WHAT TO WORK ON | In full and without alteration, give the listing again.
## START LISTED RECORDS
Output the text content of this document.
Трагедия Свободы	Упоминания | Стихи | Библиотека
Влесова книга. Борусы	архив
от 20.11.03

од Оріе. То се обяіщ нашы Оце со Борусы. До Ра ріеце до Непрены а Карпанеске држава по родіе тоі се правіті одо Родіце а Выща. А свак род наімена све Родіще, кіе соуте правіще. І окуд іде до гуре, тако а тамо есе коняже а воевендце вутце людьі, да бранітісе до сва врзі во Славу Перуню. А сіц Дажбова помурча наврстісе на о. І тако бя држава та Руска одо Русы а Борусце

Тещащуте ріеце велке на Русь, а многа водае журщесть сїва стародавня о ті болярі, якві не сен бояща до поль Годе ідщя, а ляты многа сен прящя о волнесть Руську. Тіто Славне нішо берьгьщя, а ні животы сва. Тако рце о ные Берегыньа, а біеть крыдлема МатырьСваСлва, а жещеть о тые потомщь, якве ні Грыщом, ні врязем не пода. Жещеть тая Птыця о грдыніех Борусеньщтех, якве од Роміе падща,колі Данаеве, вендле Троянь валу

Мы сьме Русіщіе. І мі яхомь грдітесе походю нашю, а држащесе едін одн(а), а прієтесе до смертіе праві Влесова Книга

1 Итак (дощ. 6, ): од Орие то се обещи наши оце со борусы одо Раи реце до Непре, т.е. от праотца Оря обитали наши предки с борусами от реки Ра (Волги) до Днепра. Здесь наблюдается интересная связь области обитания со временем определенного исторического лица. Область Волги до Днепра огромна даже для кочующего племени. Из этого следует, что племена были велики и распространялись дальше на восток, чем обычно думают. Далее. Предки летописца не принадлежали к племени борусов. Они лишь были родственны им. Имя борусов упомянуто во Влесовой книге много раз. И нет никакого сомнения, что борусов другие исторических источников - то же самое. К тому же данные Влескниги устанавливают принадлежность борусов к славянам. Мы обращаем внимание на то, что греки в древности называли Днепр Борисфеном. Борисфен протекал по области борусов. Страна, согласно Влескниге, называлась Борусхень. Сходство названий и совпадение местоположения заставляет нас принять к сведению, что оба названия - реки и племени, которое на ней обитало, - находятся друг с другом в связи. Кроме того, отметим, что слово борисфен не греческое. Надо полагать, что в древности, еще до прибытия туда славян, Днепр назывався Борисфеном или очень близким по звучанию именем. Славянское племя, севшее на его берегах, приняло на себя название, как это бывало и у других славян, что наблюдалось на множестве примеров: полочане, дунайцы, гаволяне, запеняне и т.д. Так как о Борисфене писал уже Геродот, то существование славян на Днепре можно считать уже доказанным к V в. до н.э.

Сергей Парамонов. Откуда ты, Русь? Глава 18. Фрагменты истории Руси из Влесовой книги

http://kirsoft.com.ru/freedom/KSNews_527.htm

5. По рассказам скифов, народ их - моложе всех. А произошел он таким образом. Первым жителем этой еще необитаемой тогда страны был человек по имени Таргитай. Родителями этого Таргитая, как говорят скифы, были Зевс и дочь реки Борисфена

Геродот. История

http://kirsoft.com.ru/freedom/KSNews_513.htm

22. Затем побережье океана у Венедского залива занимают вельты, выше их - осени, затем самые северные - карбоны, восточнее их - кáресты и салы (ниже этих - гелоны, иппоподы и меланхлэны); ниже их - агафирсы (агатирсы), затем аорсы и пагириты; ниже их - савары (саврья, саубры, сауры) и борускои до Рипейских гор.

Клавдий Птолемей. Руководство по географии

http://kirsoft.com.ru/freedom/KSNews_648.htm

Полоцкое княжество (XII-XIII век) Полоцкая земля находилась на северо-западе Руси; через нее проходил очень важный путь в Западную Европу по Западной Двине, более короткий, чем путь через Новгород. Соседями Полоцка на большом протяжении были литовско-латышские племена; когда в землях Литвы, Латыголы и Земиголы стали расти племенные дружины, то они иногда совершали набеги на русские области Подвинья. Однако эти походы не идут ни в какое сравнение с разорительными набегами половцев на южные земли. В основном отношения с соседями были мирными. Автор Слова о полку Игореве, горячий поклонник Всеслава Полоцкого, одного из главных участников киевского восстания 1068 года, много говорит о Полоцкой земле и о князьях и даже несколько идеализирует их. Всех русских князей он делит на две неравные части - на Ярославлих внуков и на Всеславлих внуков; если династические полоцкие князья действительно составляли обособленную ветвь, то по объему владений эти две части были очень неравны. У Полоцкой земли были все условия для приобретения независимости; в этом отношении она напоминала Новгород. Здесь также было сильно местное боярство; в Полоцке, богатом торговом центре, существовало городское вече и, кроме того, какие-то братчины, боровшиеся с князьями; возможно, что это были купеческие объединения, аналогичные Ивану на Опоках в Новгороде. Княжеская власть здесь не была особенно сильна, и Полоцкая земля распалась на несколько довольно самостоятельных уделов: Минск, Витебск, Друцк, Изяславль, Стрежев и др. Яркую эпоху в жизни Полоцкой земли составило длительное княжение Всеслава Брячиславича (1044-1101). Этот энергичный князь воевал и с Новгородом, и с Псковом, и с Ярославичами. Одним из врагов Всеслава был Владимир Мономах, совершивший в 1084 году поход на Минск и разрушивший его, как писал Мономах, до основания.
## END LISTED RECORDS
THE COMPLETED TASK |
Output the text content of this document.
Трагедия Свободы	Упоминания | Стихи | Библиотека
Влесова книга. Борусы	архив
от 20.11.03

од Оріе. То се обяіщ нашы Оце со Борусы. До Ра ріеце до Непрены а Карпанеске држава по родіе тоі се правіті одо Родіце а Выща. А свак род наімена све Родіще, кіе соуте правіще. І окуд іде до гуре, тако а тамо есе коняже а воевендце вутце людьі, да бранітісе до сва врзі во Славу Перуню. А сіц Дажбова помурча наврстісе на о. І тако бя држава та Руска одо Русы а Борусце

Тещащуте ріеце велке на Русь, а многа водае журщесть сїва стародавня о ті болярі, якві не сен бояща до поль Годе ідщя, а ляты многа сен прящя о волнесть Руську. Тіто Славне нішо берьгьщя, а ні животы сва. Тако рце о ные Берегыньа, а біеть крыдлема МатырьСваСлва, а жещеть о тые потомщь, якве ні Грыщом, ні врязем не пода. Жещеть тая Птыця о грдыніех Борусеньщтех, якве од Роміе падща,колі Данаеве, вендле Троянь валу

Мы сьме Русіщіе. І мі яхомь грдітесе походю нашю, а држащесе едін одн(а), а прієтесе до смертіе праві Влесова Книга

1 Итак (дощ. 6, ): од Орие то се обещи наши оце со борусы одо Раи реце до Непре, т.е. от праотца Оря обитали наши предки с борусами от реки Ра (Волги) до Днепра. Здесь наблюдается интересная связь области обитания со временем определенного исторического лица. Область Волги до Днепра огромна даже для кочующего племени. Из этого следует, что племена были велики и распространялись дальше на восток, чем обычно думают. Далее. Предки летописца не принадлежали к племени борусов. Они лишь были родственны им. Имя борусов упомянуто во Влесовой книге много раз. И нет никакого сомнения, что борусов другие исторических источников - то же самое. К тому же данные Влескниги устанавливают принадлежность борусов к славянам. Мы обращаем внимание на то, что греки в древности называли Днепр Борисфеном. Борисфен протекал по области борусов. Страна, согласно Влескниге, называлась Борусхень. Сходство названий и совпадение местоположения заставляет нас принять к сведению, что оба названия - реки и племени, которое на ней обитало, - находятся друг с другом в связи. Кроме того, отметим, что слово борисфен не греческое. Надо полагать, что в древности, еще до прибытия туда славян, Днепр назывався Борисфеном или очень близким по звучанию именем. Славянское племя, севшее на его берегах, приняло на себя название, как это бывало и у других славян, что наблюдалось на множестве примеров: полочане, дунайцы, гаволяне, запеняне и т.д. Так как о Борисфене писал уже Геродот, то существование славян на Днепре можно считать уже доказанным к V в. до н.э.

Сергей Парамонов. Откуда ты, Русь? Глава 18. Фрагменты истории Руси из Влесовой книги

http://kirsoft.com.ru/freedom/KSNews_527.htm

5. По рассказам скифов, народ их - моложе всех. А произошел он таким образом. Первым жителем этой еще необитаемой тогда страны был человек по имени Таргитай. Родителями этого Таргитая, как говорят скифы, были Зевс и дочь реки Борисфена

Геродот. История

http://kirsoft.com.ru/freedom/KSNews_513.htm

22. Затем побережье океана у Венедского залива занимают вельты, выше их - осени, затем самые северные - карбоны, восточнее их - кáресты и салы (ниже этих - гелоны, иппоподы и меланхлэны); ниже их - агафирсы (агатирсы), затем аорсы и пагириты; ниже их - савары (саврья, саубры, сауры) и борускои до Рипейских гор.

Клавдий Птолемей. Руководство по географии

http://kirsoft.com.ru/freedom/KSNews_648.htm

Полоцкое княжество (XII-XIII век) Полоцкая земля находилась на северо-западе Руси; через нее проходил очень важный путь в Западную Европу по Западной Двине, более короткий, чем путь через Новгород. Соседями Полоцка на большом протяжении были литовско-латышские племена; когда в землях Литвы, Латыголы и Земиголы стали расти племенные дружины, то они иногда совершали набеги на русские области Подвинья. Однако эти походы не идут ни в какое сравнение с разорительными набегами половцев на южные земли. В основном отношения с соседями были мирными. Автор Слова о полку Игореве, горячий поклонник Всеслава Полоцкого, одного из главных участников киевского восстания 1068 года, много говорит о Полоцкой земле и о князьях и даже несколько идеализирует их. Всех русских князей он делит на две неравные части - на Ярославлих внуков и на Всеславлих внуков; если династические полоцкие князья действительно составляли обособленную ветвь, то по объему владений эти две части были очень неравны. У Полоцкой земли были все условия для приобретения независимости; в этом отношении она напоминала Новгород. Здесь также было сильно местное боярство; в Полоцке, богатом торговом центре, существовало городское вече и, кроме того, какие-то братчины, боровшиеся с князьями; возможно, что это были купеческие объединения, аналогичные Ивану на Опоках в Новгороде. Княжеская власть здесь не была особенно сильна, и Полоцкая земля распалась на несколько довольно самостоятельных уделов: Минск, Витебск, Друцк, Изяславль, Стрежев и др. Яркую эпоху в жизни Полоцкой земли составило длительное княжение Всеслава Брячиславича (1044-1101). Этот энергичный князь воевал и с Новгородом, и с Псковом, и с Ярославичами. Одним из врагов Всеслава был Владимир Мономах, совершивший в 1084 году поход на Минск и разрушивший его, как писал Мономах, до основания.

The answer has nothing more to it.